• Request
Gather each line containing the string "Post" from these entries.

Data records
• • • • • • •
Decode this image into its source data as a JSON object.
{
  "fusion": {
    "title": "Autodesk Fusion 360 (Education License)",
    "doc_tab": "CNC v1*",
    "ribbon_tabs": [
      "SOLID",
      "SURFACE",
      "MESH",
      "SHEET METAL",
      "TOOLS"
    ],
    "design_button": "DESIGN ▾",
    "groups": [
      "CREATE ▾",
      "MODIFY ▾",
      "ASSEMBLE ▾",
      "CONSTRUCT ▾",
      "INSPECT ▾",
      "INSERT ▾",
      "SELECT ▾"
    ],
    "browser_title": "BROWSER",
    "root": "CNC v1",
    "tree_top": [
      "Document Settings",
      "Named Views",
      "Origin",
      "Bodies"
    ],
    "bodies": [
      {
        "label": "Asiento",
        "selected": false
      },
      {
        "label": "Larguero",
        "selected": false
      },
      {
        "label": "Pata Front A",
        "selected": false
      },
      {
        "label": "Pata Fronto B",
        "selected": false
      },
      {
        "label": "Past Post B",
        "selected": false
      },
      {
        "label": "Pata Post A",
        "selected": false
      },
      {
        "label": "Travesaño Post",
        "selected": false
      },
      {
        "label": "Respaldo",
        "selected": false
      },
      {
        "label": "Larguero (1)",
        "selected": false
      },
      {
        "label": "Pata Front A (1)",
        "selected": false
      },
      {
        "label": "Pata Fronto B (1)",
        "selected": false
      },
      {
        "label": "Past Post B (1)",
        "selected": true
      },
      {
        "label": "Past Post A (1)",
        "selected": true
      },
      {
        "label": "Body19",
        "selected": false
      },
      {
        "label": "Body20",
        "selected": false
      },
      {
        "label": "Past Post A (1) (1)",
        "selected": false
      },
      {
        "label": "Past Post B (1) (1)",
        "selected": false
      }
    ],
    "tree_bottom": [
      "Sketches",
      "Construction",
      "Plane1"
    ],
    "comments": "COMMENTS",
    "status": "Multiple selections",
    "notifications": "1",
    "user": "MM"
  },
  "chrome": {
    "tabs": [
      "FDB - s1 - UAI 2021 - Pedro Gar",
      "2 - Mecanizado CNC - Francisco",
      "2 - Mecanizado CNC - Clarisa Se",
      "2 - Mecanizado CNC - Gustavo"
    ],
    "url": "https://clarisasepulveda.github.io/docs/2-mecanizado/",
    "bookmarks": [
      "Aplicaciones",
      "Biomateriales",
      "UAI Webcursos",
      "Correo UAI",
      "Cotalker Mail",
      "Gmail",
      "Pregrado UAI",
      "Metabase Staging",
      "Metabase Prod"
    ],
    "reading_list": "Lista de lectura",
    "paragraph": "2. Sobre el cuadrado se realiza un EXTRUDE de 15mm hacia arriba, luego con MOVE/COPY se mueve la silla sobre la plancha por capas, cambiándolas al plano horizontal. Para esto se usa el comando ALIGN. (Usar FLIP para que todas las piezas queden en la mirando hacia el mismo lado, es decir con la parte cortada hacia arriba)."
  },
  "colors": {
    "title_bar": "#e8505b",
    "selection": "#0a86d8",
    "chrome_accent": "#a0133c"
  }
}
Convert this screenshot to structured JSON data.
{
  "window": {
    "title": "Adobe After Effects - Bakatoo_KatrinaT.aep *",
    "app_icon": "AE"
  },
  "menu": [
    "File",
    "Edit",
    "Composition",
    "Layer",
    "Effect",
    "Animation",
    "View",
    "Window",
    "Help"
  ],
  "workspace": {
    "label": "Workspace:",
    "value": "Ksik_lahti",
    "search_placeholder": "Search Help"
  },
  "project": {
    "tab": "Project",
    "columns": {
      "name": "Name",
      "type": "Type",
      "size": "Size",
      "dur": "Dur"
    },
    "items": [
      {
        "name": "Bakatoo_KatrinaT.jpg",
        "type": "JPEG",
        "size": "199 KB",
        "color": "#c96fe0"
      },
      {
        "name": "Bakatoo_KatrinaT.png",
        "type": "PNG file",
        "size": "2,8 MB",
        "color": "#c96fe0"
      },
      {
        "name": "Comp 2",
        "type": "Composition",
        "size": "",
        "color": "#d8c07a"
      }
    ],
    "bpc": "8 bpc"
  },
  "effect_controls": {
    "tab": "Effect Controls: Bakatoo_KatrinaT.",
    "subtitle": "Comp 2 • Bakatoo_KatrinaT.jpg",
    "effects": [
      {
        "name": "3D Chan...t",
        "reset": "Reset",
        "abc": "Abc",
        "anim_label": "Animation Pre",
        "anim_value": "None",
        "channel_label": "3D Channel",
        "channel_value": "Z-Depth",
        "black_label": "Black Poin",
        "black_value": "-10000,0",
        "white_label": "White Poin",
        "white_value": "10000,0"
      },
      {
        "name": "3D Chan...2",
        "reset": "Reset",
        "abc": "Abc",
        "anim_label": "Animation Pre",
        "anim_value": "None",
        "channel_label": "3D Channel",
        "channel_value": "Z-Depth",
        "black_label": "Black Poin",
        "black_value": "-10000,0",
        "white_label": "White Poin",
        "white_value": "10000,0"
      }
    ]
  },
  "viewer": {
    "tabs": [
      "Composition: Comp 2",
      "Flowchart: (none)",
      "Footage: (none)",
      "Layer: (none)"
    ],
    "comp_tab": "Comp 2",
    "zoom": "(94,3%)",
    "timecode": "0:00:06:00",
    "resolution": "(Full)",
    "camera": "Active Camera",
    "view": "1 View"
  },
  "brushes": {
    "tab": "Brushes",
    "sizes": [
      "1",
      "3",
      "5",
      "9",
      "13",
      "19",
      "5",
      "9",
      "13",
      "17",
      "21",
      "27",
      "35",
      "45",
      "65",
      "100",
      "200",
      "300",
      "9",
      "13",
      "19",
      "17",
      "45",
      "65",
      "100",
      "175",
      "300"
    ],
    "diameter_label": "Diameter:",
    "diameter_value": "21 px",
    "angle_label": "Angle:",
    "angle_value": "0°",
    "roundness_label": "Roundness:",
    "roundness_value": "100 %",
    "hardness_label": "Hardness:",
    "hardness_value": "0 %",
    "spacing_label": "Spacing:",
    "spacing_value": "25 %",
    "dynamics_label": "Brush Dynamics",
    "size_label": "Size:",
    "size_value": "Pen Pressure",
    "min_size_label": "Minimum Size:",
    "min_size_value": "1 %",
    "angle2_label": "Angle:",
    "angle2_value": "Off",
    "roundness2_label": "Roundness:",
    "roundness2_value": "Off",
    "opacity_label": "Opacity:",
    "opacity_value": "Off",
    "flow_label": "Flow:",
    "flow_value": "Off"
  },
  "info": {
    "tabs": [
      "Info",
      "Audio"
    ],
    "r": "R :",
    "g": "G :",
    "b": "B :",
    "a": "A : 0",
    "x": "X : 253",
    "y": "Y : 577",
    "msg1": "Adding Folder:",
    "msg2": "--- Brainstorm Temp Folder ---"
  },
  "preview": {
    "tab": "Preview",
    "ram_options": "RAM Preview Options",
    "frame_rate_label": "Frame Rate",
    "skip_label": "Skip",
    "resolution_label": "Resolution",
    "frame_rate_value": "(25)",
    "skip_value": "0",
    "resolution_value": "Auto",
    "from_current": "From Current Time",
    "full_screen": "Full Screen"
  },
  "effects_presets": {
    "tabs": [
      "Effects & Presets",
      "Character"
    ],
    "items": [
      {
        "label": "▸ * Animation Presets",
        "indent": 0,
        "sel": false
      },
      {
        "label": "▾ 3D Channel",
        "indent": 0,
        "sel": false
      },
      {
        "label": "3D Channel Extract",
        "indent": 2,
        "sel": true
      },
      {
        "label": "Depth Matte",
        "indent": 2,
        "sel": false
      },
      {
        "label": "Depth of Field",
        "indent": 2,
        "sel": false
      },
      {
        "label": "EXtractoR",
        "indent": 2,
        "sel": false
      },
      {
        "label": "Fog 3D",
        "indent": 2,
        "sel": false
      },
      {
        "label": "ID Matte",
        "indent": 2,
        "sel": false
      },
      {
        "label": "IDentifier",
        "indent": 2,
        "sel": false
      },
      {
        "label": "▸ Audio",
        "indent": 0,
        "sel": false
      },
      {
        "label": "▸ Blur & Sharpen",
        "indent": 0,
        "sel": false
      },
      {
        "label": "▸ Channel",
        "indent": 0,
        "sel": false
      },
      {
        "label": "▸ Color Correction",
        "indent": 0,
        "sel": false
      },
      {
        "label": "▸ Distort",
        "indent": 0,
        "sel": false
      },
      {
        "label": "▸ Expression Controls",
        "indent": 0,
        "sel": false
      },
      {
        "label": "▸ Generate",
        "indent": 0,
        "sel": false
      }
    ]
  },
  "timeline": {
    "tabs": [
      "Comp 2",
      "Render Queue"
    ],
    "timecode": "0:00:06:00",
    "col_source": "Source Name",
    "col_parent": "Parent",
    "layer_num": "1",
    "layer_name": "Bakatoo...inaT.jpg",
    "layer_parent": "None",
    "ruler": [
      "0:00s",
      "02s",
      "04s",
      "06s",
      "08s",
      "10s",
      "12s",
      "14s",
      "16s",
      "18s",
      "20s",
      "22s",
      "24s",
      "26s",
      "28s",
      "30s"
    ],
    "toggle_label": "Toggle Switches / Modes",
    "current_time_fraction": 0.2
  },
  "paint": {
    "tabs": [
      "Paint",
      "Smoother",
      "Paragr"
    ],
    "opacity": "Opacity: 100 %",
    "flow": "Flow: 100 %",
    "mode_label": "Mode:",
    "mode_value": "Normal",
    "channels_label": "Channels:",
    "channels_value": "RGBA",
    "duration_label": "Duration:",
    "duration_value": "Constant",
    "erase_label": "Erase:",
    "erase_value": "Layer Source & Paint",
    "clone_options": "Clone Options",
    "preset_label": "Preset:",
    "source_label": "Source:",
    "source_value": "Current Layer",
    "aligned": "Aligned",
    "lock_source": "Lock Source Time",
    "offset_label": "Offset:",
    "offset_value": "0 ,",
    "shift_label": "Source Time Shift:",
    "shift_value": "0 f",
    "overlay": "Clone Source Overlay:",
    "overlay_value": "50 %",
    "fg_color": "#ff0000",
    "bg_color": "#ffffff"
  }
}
• • • • • • •
• Result of the task
        "label": "Past Post B",
        "label": "Pata Post A",
        "label": "Travesaño Post",
        "label": "Past Post B (1)",
        "label": "Past Post A (1)",
        "label": "Past Post A (1) (1)",
        "label": "Past Post B (1) (1)",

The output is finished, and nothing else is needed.